**EXERCISE**
Quote the records below in full, exactly as given, with the images taken out.

Dataset entries
++++

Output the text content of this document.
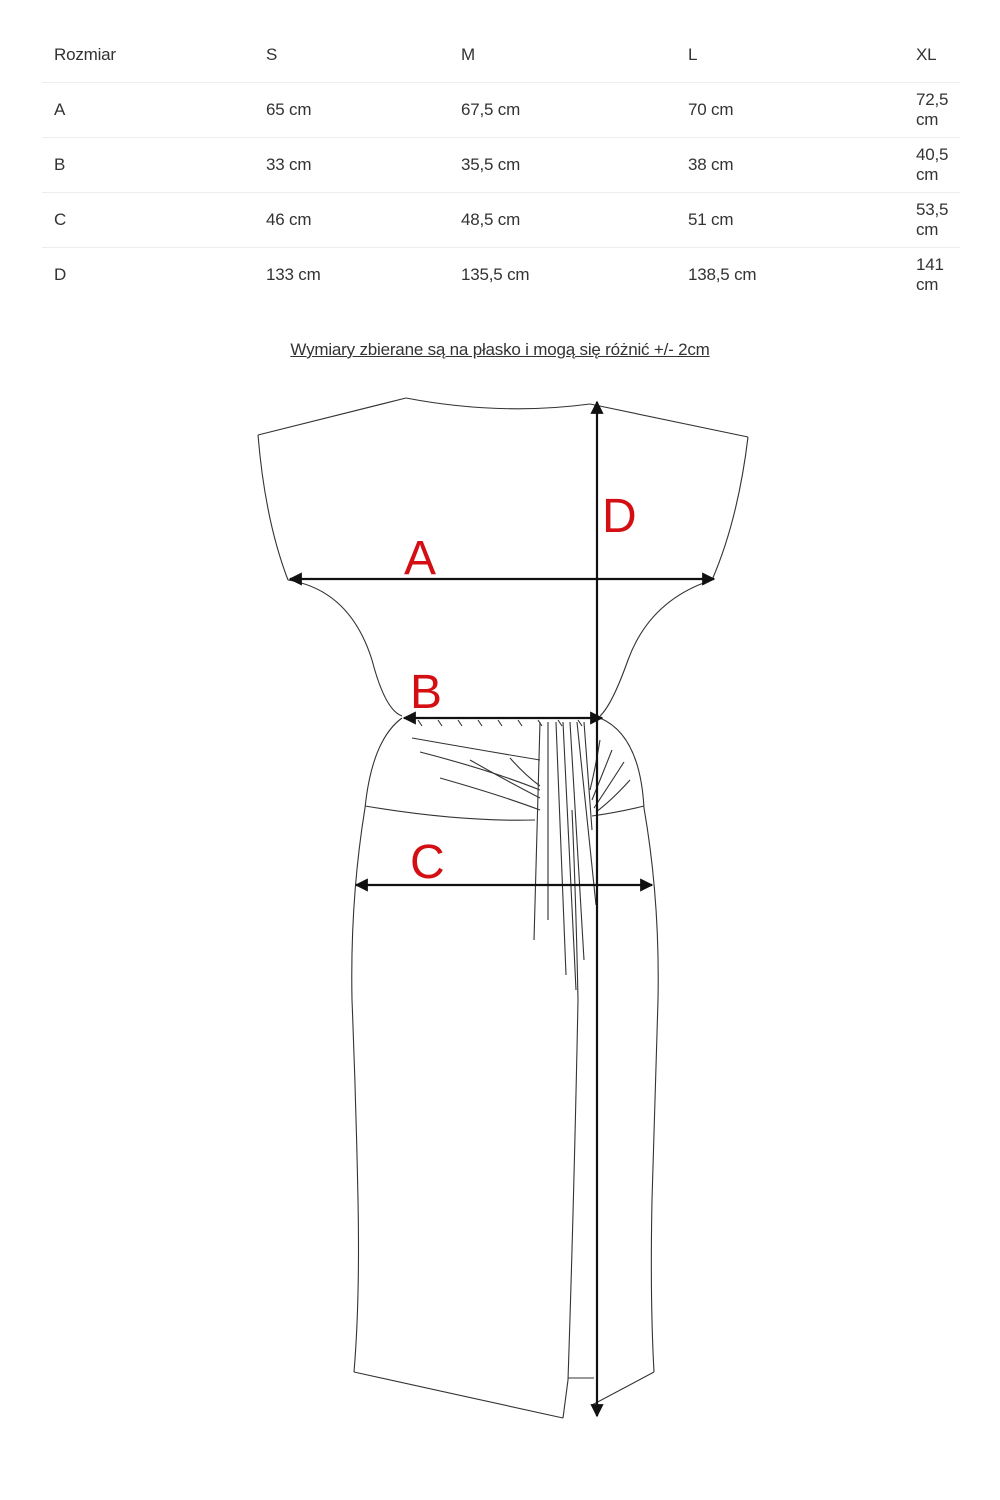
Rozmiar	S	M	L	XL
A	65 cm	67,5 cm	70 cm	72,5 cm
B	33 cm	35,5 cm	38 cm	40,5 cm
C	46 cm	48,5 cm	51 cm	53,5 cm
D	133 cm	135,5 cm	138,5 cm	141 cm
Wymiary zbierane są na płasko i mogą się różnić +/- 2cm
A
B
C
D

++++

**OUTPUT OF THE EXERCISE**
Output the text content of this document.
Rozmiar	S	M	L	XL
A	65 cm	67,5 cm	70 cm	72,5 cm
B	33 cm	35,5 cm	38 cm	40,5 cm
C	46 cm	48,5 cm	51 cm	53,5 cm
D	133 cm	135,5 cm	138,5 cm	141 cm
Wymiary zbierane są na płasko i mogą się różnić +/- 2cm
A
B
C
D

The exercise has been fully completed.